(Chart and figure data)
====
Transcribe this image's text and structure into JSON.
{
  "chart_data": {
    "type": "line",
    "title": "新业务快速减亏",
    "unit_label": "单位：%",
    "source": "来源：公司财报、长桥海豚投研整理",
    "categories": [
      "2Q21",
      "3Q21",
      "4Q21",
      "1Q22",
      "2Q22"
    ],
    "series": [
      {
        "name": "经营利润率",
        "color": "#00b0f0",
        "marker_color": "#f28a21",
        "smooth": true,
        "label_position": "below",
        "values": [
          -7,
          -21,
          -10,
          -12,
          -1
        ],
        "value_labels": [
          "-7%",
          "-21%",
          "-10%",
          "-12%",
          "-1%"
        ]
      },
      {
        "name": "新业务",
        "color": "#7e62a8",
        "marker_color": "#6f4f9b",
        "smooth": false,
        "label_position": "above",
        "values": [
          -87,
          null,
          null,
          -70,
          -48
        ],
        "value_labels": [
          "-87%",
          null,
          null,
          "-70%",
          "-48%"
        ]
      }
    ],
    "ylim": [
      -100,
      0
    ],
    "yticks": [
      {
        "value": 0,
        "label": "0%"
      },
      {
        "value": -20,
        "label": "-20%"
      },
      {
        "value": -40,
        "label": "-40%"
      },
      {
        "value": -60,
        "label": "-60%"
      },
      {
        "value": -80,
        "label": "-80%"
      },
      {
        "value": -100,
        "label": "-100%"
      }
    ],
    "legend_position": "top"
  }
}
====
_Task instructions:_ Write out the material exactly as given.

_Finished answer:_
Transcribe this image's text and structure into JSON.
{
  "chart_data": {
    "type": "line",
    "title": "新业务快速减亏",
    "unit_label": "单位：%",
    "source": "来源：公司财报、长桥海豚投研整理",
    "categories": [
      "2Q21",
      "3Q21",
      "4Q21",
      "1Q22",
      "2Q22"
    ],
    "series": [
      {
        "name": "经营利润率",
        "color": "#00b0f0",
        "marker_color": "#f28a21",
        "smooth": true,
        "label_position": "below",
        "values": [
          -7,
          -21,
          -10,
          -12,
          -1
        ],
        "value_labels": [
          "-7%",
          "-21%",
          "-10%",
          "-12%",
          "-1%"
        ]
      },
      {
        "name": "新业务",
        "color": "#7e62a8",
        "marker_color": "#6f4f9b",
        "smooth": false,
        "label_position": "above",
        "values": [
          -87,
          null,
          null,
          -70,
          -48
        ],
        "value_labels": [
          "-87%",
          null,
          null,
          "-70%",
          "-48%"
        ]
      }
    ],
    "ylim": [
      -100,
      0
    ],
    "yticks": [
      {
        "value": 0,
        "label": "0%"
      },
      {
        "value": -20,
        "label": "-20%"
      },
      {
        "value": -40,
        "label": "-40%"
      },
      {
        "value": -60,
        "label": "-60%"
      },
      {
        "value": -80,
        "label": "-80%"
      },
      {
        "value": -100,
        "label": "-100%"
      }
    ],
    "legend_position": "top"
  }
}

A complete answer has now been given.